What you will do
Which lines hold the string "hint"? Copy every one of them.

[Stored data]
[start]

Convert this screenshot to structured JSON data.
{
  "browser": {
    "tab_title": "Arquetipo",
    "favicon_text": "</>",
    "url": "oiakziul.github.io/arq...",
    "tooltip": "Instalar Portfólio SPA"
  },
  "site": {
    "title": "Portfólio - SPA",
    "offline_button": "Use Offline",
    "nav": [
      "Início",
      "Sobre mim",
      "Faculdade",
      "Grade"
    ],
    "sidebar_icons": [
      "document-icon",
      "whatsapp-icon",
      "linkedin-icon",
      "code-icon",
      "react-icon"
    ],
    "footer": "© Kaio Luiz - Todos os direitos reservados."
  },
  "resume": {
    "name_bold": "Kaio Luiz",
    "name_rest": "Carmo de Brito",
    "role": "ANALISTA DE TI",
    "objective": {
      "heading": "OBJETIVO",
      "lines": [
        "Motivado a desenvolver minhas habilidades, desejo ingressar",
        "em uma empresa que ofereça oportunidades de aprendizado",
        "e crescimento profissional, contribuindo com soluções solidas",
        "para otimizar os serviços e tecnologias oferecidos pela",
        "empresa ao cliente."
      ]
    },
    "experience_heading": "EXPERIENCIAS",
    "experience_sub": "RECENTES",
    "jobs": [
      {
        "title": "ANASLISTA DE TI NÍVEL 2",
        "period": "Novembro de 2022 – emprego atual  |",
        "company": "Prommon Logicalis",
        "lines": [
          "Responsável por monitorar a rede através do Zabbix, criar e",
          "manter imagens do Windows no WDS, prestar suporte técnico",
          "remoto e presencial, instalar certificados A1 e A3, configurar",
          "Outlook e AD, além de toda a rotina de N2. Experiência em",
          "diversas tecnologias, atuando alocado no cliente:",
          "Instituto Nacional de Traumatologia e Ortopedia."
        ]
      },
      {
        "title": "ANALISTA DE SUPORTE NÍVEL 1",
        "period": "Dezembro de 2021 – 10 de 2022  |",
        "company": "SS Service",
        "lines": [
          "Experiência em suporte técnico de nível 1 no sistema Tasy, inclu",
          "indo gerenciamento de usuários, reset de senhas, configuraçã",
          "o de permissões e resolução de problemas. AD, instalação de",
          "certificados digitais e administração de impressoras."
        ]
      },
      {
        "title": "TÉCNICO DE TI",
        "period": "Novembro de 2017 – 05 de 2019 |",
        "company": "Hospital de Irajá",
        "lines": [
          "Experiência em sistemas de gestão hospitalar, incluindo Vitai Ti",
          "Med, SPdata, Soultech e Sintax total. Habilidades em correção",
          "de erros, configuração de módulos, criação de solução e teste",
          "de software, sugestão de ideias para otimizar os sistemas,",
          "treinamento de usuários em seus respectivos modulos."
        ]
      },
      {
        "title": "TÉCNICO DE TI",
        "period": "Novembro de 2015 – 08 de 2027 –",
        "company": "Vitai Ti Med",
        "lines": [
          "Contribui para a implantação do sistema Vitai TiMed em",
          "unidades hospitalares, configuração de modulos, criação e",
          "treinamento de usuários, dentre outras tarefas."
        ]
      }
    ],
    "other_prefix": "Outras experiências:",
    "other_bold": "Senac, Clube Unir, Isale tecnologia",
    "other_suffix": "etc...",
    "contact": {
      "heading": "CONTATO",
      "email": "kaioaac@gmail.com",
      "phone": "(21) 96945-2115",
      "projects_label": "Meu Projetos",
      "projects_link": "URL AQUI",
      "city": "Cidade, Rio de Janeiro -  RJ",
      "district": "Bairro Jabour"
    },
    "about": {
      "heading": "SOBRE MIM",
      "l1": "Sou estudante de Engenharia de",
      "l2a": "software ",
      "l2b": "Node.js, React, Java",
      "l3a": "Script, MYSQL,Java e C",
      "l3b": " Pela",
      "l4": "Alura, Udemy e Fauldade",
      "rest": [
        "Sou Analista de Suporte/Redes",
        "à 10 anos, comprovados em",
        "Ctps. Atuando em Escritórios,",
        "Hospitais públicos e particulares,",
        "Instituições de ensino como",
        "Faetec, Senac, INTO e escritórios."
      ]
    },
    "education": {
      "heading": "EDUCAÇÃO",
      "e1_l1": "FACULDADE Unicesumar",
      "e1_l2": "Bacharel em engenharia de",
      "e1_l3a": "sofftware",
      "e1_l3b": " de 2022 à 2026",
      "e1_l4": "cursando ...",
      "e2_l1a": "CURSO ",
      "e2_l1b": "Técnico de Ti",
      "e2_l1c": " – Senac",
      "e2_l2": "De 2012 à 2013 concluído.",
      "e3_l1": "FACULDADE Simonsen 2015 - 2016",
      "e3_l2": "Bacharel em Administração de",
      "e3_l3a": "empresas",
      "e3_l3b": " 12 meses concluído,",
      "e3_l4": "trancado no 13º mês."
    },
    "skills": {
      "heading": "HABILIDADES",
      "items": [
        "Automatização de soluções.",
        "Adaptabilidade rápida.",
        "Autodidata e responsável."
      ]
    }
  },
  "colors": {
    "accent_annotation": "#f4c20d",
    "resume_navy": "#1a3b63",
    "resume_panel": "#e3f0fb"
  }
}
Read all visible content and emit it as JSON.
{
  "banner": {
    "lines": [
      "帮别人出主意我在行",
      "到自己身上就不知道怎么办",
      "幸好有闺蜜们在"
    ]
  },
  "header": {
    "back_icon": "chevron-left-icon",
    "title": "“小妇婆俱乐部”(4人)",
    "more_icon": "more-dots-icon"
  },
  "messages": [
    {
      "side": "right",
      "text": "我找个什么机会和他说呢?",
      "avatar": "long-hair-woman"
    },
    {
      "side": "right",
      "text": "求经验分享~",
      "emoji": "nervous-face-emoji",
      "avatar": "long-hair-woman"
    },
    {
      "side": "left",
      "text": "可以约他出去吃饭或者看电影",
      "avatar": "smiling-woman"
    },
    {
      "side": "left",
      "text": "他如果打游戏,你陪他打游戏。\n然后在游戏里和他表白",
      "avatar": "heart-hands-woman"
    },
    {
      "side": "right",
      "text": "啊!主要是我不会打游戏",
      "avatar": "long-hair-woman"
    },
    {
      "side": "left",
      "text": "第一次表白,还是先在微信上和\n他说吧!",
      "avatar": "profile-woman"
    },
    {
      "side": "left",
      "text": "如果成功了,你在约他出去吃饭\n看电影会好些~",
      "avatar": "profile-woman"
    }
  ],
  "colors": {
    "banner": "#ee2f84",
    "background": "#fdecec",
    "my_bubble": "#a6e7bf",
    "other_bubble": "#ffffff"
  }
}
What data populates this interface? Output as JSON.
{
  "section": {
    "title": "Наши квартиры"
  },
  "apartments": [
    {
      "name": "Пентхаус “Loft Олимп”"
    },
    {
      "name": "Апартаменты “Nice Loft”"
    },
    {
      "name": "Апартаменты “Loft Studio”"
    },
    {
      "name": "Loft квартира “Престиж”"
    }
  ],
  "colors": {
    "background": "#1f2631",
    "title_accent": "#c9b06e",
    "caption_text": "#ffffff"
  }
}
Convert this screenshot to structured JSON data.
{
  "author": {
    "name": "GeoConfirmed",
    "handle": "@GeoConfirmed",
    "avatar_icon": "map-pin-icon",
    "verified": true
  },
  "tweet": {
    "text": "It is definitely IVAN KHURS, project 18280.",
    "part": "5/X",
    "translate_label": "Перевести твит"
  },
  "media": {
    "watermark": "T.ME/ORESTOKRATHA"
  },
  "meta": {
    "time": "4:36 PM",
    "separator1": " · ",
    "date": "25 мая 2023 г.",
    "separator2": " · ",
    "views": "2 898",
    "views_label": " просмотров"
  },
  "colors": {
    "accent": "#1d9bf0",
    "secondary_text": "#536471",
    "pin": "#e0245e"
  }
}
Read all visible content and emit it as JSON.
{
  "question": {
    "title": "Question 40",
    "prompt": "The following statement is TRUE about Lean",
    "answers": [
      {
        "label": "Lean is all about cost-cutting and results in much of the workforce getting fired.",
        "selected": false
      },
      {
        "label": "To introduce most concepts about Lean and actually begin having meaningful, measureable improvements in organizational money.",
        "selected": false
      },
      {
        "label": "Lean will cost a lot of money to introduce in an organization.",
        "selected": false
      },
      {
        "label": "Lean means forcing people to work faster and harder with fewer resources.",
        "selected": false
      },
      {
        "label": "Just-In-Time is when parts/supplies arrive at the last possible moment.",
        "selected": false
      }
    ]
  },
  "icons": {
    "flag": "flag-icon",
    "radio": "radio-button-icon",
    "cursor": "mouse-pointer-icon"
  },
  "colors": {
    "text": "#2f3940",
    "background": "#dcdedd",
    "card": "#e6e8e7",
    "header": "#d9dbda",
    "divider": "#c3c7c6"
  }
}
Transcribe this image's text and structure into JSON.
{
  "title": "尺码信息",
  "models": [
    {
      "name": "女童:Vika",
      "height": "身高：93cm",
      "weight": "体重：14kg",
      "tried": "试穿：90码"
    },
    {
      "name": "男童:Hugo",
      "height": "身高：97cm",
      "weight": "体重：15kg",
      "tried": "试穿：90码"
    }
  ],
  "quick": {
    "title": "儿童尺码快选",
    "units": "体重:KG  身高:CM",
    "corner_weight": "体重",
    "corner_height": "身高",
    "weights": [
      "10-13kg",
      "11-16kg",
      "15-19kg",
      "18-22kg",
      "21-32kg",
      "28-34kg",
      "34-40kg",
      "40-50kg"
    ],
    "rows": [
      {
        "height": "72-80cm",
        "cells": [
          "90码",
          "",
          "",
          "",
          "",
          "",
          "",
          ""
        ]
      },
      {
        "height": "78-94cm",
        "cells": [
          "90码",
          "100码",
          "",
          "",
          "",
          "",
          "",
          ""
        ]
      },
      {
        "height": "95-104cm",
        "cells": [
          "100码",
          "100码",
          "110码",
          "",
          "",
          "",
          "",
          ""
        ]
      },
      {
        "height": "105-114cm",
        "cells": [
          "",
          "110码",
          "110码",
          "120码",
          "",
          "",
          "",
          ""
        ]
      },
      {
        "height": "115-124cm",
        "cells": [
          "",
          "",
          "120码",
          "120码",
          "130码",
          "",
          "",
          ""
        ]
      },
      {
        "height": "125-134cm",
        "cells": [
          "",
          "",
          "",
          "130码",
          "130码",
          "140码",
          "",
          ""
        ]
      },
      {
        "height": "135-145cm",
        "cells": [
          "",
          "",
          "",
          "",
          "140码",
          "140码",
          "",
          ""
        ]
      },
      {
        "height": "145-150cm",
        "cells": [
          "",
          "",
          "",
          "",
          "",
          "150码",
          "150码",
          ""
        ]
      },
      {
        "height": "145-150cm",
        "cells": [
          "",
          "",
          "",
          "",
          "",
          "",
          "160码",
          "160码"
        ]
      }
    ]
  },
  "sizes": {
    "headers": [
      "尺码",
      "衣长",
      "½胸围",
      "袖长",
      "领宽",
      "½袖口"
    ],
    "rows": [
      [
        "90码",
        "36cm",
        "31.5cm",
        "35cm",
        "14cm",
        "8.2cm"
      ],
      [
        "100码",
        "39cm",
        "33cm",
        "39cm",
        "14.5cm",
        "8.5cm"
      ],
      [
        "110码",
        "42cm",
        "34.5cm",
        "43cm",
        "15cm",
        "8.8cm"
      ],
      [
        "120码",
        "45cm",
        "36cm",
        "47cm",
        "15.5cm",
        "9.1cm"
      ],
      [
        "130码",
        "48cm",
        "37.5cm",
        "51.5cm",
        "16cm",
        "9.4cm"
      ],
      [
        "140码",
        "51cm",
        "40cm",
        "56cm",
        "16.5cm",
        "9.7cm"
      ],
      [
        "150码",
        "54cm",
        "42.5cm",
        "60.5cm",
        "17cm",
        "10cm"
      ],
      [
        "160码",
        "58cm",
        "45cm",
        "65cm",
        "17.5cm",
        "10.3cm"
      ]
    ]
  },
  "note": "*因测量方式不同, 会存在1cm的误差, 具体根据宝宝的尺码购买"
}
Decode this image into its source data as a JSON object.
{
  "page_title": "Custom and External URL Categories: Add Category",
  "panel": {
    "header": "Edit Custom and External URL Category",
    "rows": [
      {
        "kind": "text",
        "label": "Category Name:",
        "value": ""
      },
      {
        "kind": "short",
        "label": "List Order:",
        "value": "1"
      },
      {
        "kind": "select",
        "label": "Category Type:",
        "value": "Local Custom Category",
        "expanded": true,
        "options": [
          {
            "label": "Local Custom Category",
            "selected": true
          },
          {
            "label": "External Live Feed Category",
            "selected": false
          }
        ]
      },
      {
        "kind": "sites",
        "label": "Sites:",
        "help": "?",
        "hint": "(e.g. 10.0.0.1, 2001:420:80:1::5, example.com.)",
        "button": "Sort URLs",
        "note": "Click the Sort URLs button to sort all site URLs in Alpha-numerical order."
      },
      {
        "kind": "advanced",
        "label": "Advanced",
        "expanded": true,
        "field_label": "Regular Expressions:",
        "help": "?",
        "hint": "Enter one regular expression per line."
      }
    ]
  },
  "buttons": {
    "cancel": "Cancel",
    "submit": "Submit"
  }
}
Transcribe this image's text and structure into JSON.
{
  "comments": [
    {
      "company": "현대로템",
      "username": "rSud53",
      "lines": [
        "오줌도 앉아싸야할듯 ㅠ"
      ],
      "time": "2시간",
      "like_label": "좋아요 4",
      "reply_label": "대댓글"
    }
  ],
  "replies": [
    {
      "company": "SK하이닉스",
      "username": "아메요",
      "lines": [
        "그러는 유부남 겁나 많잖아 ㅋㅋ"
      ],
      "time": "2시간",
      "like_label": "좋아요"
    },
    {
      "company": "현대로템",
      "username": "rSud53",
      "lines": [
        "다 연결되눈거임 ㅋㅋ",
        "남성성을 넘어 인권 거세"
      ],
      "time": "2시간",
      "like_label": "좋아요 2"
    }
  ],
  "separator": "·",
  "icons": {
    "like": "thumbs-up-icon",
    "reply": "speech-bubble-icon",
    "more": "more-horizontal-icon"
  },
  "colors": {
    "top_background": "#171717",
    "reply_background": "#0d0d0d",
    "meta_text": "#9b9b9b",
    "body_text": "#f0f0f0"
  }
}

[end]

Solution to the problem
        "hint": "(e.g. 10.0.0.1, 2001:420:80:1::5, example.com.)",
        "hint": "Enter one regular expression per line."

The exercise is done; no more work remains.